# TASK STATEMENT:
The required output is the line containing "Extract all readable text from this page." through the final line of the material below, printed exactly, with no other lines.

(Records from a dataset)
## Start
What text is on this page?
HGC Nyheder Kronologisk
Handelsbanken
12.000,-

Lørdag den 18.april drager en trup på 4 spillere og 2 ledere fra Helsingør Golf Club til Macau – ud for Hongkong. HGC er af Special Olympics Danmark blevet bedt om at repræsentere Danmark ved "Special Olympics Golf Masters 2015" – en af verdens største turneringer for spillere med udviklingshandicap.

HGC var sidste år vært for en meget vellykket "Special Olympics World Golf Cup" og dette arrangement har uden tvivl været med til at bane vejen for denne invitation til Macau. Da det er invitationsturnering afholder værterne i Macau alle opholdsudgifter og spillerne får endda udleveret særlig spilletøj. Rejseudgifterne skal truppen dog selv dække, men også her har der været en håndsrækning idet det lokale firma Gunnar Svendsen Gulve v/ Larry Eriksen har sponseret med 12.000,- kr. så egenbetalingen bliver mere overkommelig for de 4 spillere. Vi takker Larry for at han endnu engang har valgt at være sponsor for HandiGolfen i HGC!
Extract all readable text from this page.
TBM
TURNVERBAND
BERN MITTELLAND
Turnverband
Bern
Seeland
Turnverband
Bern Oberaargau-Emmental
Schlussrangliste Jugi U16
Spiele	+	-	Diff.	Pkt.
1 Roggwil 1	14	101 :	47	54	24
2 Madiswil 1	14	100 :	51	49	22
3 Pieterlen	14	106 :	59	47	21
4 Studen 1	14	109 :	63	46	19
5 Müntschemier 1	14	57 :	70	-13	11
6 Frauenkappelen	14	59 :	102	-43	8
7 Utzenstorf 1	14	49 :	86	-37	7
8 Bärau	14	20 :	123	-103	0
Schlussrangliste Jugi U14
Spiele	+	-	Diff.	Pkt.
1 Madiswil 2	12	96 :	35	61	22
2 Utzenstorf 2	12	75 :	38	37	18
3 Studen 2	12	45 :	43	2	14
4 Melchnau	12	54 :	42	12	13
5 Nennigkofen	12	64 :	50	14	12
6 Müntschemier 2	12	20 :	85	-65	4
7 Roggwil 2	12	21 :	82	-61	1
## End
# RESULT FOR THIS TASK:
Extract all readable text from this page.
TBM
TURNVERBAND
BERN MITTELLAND
Turnverband
Bern
Seeland
Turnverband
Bern Oberaargau-Emmental
Schlussrangliste Jugi U16
Spiele	+	-	Diff.	Pkt.
1 Roggwil 1	14	101 :	47	54	24
2 Madiswil 1	14	100 :	51	49	22
3 Pieterlen	14	106 :	59	47	21
4 Studen 1	14	109 :	63	46	19
5 Müntschemier 1	14	57 :	70	-13	11
6 Frauenkappelen	14	59 :	102	-43	8
7 Utzenstorf 1	14	49 :	86	-37	7
8 Bärau	14	20 :	123	-103	0
Schlussrangliste Jugi U14
Spiele	+	-	Diff.	Pkt.
1 Madiswil 2	12	96 :	35	61	22
2 Utzenstorf 2	12	75 :	38	37	18
3 Studen 2	12	45 :	43	2	14
4 Melchnau	12	54 :	42	12	13
5 Nennigkofen	12	64 :	50	14	12
6 Müntschemier 2	12	20 :	85	-65	4
7 Roggwil 2	12	21 :	82	-61	1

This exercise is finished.